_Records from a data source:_
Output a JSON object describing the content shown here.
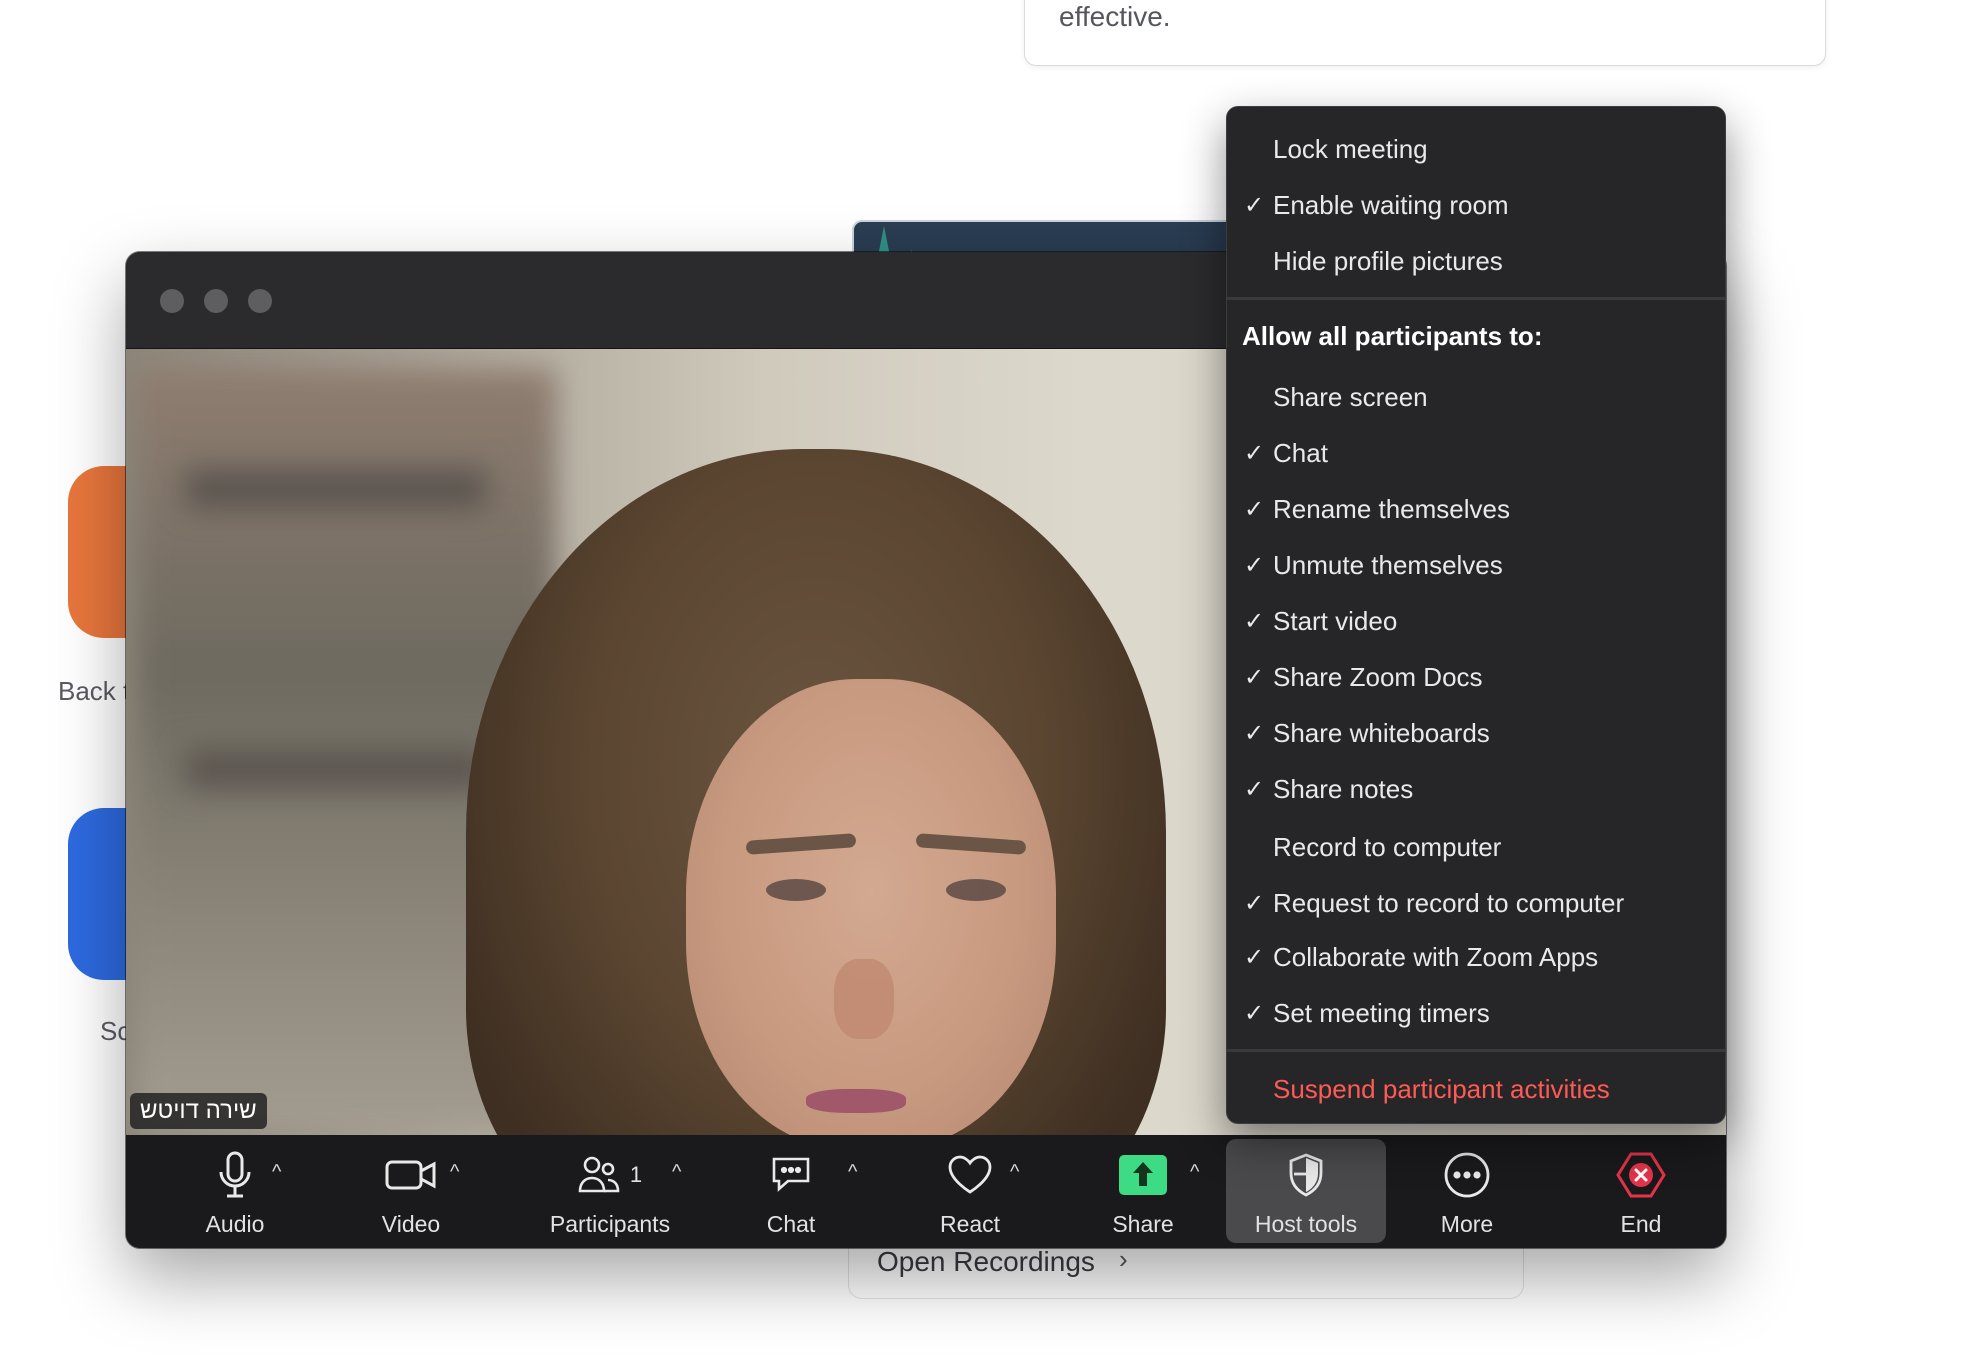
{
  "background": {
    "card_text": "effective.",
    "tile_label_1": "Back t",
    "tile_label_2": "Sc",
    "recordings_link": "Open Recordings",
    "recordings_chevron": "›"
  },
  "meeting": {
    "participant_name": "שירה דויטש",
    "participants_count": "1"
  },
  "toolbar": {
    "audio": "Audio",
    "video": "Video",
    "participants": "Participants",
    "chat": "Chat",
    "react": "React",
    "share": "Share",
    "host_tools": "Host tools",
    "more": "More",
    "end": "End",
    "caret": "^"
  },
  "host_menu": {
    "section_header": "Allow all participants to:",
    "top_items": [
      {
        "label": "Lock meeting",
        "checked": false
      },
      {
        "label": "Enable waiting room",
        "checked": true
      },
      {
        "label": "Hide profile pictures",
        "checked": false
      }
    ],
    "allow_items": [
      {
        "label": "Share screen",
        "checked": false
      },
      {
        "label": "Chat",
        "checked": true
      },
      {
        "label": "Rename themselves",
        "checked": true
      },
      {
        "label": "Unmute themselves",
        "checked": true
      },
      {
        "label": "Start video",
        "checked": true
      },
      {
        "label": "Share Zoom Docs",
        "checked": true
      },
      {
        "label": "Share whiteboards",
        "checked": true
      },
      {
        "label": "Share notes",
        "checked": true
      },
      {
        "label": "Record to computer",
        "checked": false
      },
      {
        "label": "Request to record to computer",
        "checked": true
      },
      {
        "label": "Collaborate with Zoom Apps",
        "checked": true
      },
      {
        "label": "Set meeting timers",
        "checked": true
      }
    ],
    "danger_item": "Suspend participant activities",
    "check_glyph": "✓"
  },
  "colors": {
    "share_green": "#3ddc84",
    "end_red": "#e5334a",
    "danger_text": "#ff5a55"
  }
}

_STATED TASK:_
Which lines include the word "meeting"? Copy every one of them.

_EXERCISE RESULT:_
  "meeting": {
        "label": "Lock meeting",
        "label": "Set meeting timers",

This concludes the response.